Set down all of the data exactly as it appears.
━━━━━ MATERIAL TO PROCESS ━━━━━
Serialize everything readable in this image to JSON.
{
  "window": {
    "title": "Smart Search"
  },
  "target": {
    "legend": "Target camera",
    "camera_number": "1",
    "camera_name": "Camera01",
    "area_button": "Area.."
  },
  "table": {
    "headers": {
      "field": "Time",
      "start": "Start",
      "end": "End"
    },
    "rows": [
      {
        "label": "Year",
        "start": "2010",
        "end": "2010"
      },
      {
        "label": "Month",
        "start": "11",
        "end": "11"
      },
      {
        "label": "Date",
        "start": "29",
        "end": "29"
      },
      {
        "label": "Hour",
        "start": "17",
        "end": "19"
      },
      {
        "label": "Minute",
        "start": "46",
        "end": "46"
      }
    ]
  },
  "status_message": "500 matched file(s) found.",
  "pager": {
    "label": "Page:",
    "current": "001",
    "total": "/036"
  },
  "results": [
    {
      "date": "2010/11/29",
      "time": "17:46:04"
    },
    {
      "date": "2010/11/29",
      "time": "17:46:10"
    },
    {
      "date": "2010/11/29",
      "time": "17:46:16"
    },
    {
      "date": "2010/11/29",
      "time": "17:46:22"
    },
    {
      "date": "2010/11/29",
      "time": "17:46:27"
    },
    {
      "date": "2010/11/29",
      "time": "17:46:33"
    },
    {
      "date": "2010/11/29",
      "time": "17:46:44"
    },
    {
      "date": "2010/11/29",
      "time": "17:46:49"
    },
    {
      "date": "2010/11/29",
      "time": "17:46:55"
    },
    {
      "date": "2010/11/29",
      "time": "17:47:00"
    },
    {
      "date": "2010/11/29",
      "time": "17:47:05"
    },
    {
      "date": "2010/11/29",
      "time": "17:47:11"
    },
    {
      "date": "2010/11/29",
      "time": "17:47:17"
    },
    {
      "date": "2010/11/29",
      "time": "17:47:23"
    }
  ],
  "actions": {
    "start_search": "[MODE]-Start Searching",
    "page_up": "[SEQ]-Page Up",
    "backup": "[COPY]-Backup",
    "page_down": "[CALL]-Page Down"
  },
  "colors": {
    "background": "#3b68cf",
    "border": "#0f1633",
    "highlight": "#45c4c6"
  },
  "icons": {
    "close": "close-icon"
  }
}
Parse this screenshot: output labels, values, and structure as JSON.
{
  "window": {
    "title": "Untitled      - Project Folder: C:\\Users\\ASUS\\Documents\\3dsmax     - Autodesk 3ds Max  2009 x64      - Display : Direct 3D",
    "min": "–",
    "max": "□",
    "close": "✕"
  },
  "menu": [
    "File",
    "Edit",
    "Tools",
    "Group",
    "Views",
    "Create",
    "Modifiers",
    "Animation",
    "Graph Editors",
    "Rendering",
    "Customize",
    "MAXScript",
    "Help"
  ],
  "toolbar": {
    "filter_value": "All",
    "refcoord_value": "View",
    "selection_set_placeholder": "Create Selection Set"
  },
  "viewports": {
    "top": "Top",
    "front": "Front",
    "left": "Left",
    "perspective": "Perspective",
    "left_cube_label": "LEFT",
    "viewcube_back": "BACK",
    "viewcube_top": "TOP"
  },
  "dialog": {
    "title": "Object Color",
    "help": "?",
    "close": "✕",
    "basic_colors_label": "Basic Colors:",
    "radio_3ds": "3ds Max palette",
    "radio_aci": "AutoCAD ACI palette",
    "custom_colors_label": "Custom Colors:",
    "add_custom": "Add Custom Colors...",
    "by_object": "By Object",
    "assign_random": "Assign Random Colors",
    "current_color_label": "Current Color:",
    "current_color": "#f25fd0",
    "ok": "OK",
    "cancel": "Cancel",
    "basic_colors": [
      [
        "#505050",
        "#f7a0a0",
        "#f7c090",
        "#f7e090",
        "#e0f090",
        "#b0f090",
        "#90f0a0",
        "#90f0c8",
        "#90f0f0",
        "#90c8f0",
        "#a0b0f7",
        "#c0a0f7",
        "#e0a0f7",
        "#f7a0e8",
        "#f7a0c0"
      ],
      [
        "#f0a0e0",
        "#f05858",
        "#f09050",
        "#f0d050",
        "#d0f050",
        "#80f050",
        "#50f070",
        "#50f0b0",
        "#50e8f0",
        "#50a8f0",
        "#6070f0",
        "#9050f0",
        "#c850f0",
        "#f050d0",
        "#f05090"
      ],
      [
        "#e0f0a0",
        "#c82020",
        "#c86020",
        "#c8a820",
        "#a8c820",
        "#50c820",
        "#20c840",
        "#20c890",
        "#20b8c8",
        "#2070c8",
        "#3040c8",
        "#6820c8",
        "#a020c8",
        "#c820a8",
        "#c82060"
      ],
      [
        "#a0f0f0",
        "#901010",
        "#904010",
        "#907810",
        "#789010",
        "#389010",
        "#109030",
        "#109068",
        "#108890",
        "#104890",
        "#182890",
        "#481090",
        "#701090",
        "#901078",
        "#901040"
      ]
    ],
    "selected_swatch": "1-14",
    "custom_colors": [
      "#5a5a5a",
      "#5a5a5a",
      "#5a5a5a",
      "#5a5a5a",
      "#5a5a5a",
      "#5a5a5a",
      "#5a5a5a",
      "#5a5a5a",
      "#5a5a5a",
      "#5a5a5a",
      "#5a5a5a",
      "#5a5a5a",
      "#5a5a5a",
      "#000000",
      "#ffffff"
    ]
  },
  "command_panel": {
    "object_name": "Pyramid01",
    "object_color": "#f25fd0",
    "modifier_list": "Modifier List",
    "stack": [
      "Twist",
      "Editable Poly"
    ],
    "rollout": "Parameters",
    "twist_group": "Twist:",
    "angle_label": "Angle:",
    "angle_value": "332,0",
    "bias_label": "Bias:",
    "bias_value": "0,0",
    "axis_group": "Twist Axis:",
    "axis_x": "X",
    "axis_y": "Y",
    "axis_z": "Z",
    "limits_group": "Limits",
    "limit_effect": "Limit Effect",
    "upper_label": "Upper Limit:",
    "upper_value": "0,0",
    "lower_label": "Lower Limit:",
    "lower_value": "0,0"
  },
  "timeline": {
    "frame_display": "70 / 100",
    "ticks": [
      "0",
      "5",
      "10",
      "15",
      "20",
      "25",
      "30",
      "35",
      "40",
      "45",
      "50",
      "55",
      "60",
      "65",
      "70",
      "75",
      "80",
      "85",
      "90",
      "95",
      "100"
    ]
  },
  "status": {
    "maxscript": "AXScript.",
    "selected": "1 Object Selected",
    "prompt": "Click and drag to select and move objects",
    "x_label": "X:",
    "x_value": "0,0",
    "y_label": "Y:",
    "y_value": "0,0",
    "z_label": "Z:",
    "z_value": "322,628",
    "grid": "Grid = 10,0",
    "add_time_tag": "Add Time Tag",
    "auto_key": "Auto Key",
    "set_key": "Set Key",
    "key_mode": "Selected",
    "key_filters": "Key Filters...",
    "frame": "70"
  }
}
━━━━━
### THE RESPONSE
Serialize everything readable in this image to JSON.
{
  "window": {
    "title": "Smart Search"
  },
  "target": {
    "legend": "Target camera",
    "camera_number": "1",
    "camera_name": "Camera01",
    "area_button": "Area.."
  },
  "table": {
    "headers": {
      "field": "Time",
      "start": "Start",
      "end": "End"
    },
    "rows": [
      {
        "label": "Year",
        "start": "2010",
        "end": "2010"
      },
      {
        "label": "Month",
        "start": "11",
        "end": "11"
      },
      {
        "label": "Date",
        "start": "29",
        "end": "29"
      },
      {
        "label": "Hour",
        "start": "17",
        "end": "19"
      },
      {
        "label": "Minute",
        "start": "46",
        "end": "46"
      }
    ]
  },
  "status_message": "500 matched file(s) found.",
  "pager": {
    "label": "Page:",
    "current": "001",
    "total": "/036"
  },
  "results": [
    {
      "date": "2010/11/29",
      "time": "17:46:04"
    },
    {
      "date": "2010/11/29",
      "time": "17:46:10"
    },
    {
      "date": "2010/11/29",
      "time": "17:46:16"
    },
    {
      "date": "2010/11/29",
      "time": "17:46:22"
    },
    {
      "date": "2010/11/29",
      "time": "17:46:27"
    },
    {
      "date": "2010/11/29",
      "time": "17:46:33"
    },
    {
      "date": "2010/11/29",
      "time": "17:46:44"
    },
    {
      "date": "2010/11/29",
      "time": "17:46:49"
    },
    {
      "date": "2010/11/29",
      "time": "17:46:55"
    },
    {
      "date": "2010/11/29",
      "time": "17:47:00"
    },
    {
      "date": "2010/11/29",
      "time": "17:47:05"
    },
    {
      "date": "2010/11/29",
      "time": "17:47:11"
    },
    {
      "date": "2010/11/29",
      "time": "17:47:17"
    },
    {
      "date": "2010/11/29",
      "time": "17:47:23"
    }
  ],
  "actions": {
    "start_search": "[MODE]-Start Searching",
    "page_up": "[SEQ]-Page Up",
    "backup": "[COPY]-Backup",
    "page_down": "[CALL]-Page Down"
  },
  "colors": {
    "background": "#3b68cf",
    "border": "#0f1633",
    "highlight": "#45c4c6"
  },
  "icons": {
    "close": "close-icon"
  }
}
Parse this screenshot: output labels, values, and structure as JSON.
{
  "window": {
    "title": "Untitled      - Project Folder: C:\\Users\\ASUS\\Documents\\3dsmax     - Autodesk 3ds Max  2009 x64      - Display : Direct 3D",
    "min": "–",
    "max": "□",
    "close": "✕"
  },
  "menu": [
    "File",
    "Edit",
    "Tools",
    "Group",
    "Views",
    "Create",
    "Modifiers",
    "Animation",
    "Graph Editors",
    "Rendering",
    "Customize",
    "MAXScript",
    "Help"
  ],
  "toolbar": {
    "filter_value": "All",
    "refcoord_value": "View",
    "selection_set_placeholder": "Create Selection Set"
  },
  "viewports": {
    "top": "Top",
    "front": "Front",
    "left": "Left",
    "perspective": "Perspective",
    "left_cube_label": "LEFT",
    "viewcube_back": "BACK",
    "viewcube_top": "TOP"
  },
  "dialog": {
    "title": "Object Color",
    "help": "?",
    "close": "✕",
    "basic_colors_label": "Basic Colors:",
    "radio_3ds": "3ds Max palette",
    "radio_aci": "AutoCAD ACI palette",
    "custom_colors_label": "Custom Colors:",
    "add_custom": "Add Custom Colors...",
    "by_object": "By Object",
    "assign_random": "Assign Random Colors",
    "current_color_label": "Current Color:",
    "current_color": "#f25fd0",
    "ok": "OK",
    "cancel": "Cancel",
    "basic_colors": [
      [
        "#505050",
        "#f7a0a0",
        "#f7c090",
        "#f7e090",
        "#e0f090",
        "#b0f090",
        "#90f0a0",
        "#90f0c8",
        "#90f0f0",
        "#90c8f0",
        "#a0b0f7",
        "#c0a0f7",
        "#e0a0f7",
        "#f7a0e8",
        "#f7a0c0"
      ],
      [
        "#f0a0e0",
        "#f05858",
        "#f09050",
        "#f0d050",
        "#d0f050",
        "#80f050",
        "#50f070",
        "#50f0b0",
        "#50e8f0",
        "#50a8f0",
        "#6070f0",
        "#9050f0",
        "#c850f0",
        "#f050d0",
        "#f05090"
      ],
      [
        "#e0f0a0",
        "#c82020",
        "#c86020",
        "#c8a820",
        "#a8c820",
        "#50c820",
        "#20c840",
        "#20c890",
        "#20b8c8",
        "#2070c8",
        "#3040c8",
        "#6820c8",
        "#a020c8",
        "#c820a8",
        "#c82060"
      ],
      [
        "#a0f0f0",
        "#901010",
        "#904010",
        "#907810",
        "#789010",
        "#389010",
        "#109030",
        "#109068",
        "#108890",
        "#104890",
        "#182890",
        "#481090",
        "#701090",
        "#901078",
        "#901040"
      ]
    ],
    "selected_swatch": "1-14",
    "custom_colors": [
      "#5a5a5a",
      "#5a5a5a",
      "#5a5a5a",
      "#5a5a5a",
      "#5a5a5a",
      "#5a5a5a",
      "#5a5a5a",
      "#5a5a5a",
      "#5a5a5a",
      "#5a5a5a",
      "#5a5a5a",
      "#5a5a5a",
      "#5a5a5a",
      "#000000",
      "#ffffff"
    ]
  },
  "command_panel": {
    "object_name": "Pyramid01",
    "object_color": "#f25fd0",
    "modifier_list": "Modifier List",
    "stack": [
      "Twist",
      "Editable Poly"
    ],
    "rollout": "Parameters",
    "twist_group": "Twist:",
    "angle_label": "Angle:",
    "angle_value": "332,0",
    "bias_label": "Bias:",
    "bias_value": "0,0",
    "axis_group": "Twist Axis:",
    "axis_x": "X",
    "axis_y": "Y",
    "axis_z": "Z",
    "limits_group": "Limits",
    "limit_effect": "Limit Effect",
    "upper_label": "Upper Limit:",
    "upper_value": "0,0",
    "lower_label": "Lower Limit:",
    "lower_value": "0,0"
  },
  "timeline": {
    "frame_display": "70 / 100",
    "ticks": [
      "0",
      "5",
      "10",
      "15",
      "20",
      "25",
      "30",
      "35",
      "40",
      "45",
      "50",
      "55",
      "60",
      "65",
      "70",
      "75",
      "80",
      "85",
      "90",
      "95",
      "100"
    ]
  },
  "status": {
    "maxscript": "AXScript.",
    "selected": "1 Object Selected",
    "prompt": "Click and drag to select and move objects",
    "x_label": "X:",
    "x_value": "0,0",
    "y_label": "Y:",
    "y_value": "0,0",
    "z_label": "Z:",
    "z_value": "322,628",
    "grid": "Grid = 10,0",
    "add_time_tag": "Add Time Tag",
    "auto_key": "Auto Key",
    "set_key": "Set Key",
    "key_mode": "Selected",
    "key_filters": "Key Filters...",
    "frame": "70"
  }
}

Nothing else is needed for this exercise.